* **文書抜粋**
最近鍋に凝っている。
ステンレスとアルミの多層構造の鍋で無水・無油料理をする。プリンや茶碗蒸しのような蒸し料理も楽しい。
縄文人はなぜあれほど鍋の装飾にこだわったのだろう?
鍋を知り尽くすことは命に直結している!
天高く馬肥ゆる秋、食欲の秋、それのみが理由というわけではありませんが、最近私は様々な鍋を使った料理実験に夢中になっています。きっかけは天ぷらです。先日、鍋底に1〜2cmほどの少量の油を使って揚げた人参の天ぷらを友人宅でごちそうになり、とてもおいしくて簡単なのですっかり驚いてしまったのです。私もかつて一度だけエビの天ぷらに挑戦したことがあります。そのとき出来上がったものは、エビと衣の直径がほぼ等しい、とても油ギッシュなベットリ味のエビ天で、すっかり辟易してしまった私は、それ以来二度と天ぷらをしたことはありません。それでも電気フライヤーを購入してからは、鳥の唐揚げやコロッケ、串揚げなどを主に夫がたまに料理します。とてもおいしいと子供は喜ぶのですが、私は500ccちかくもの油を一度に消費してしまうのがもったいなくて、自分から進んで揚げ物料理をすることはありませんでした。

* **課題の内容**
鍋についての文章を、一字一句変えずに全文書き写してください。 エントリーは鍋についての文章とは無関係である。

* **エントリー一覧**
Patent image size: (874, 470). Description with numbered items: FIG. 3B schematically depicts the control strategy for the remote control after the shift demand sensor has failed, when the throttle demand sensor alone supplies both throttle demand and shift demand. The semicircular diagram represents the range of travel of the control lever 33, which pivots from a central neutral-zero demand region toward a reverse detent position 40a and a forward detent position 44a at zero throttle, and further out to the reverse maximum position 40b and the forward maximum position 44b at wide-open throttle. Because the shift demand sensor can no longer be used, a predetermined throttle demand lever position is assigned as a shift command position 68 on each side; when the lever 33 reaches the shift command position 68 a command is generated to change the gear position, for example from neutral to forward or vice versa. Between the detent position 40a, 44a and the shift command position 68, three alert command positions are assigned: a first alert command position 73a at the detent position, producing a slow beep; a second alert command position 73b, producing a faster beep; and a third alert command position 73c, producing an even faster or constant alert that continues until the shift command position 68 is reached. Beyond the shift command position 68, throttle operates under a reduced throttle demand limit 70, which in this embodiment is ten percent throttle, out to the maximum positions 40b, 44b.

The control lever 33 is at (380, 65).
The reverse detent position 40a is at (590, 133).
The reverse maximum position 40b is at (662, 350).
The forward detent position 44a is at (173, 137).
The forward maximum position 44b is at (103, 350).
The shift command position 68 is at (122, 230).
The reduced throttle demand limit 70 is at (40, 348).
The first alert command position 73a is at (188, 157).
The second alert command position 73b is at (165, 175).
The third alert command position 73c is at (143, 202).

* **解答例**
最近鍋に凝っている。
ステンレスとアルミの多層構造の鍋で無水・無油料理をする。プリンや茶碗蒸しのような蒸し料理も楽しい。
縄文人はなぜあれほど鍋の装飾にこだわったのだろう?
鍋を知り尽くすことは命に直結している!
天高く馬肥ゆる秋、食欲の秋、それのみが理由というわけではありませんが、最近私は様々な鍋を使った料理実験に夢中になっています。きっかけは天ぷらです。先日、鍋底に1〜2cmほどの少量の油を使って揚げた人参の天ぷらを友人宅でごちそうになり、とてもおいしくて簡単なのですっかり驚いてしまったのです。私もかつて一度だけエビの天ぷらに挑戦したことがあります。そのとき出来上がったものは、エビと衣の直径がほぼ等しい、とても油ギッシュなベットリ味のエビ天で、すっかり辟易してしまった私は、それ以来二度と天ぷらをしたことはありません。それでも電気フライヤーを購入してからは、鳥の唐揚げやコロッケ、串揚げなどを主に夫がたまに料理します。とてもおいしいと子供は喜ぶのですが、私は500ccちかくもの油を一度に消費してしまうのがもったいなくて、自分から進んで揚げ物料理をすることはありませんでした。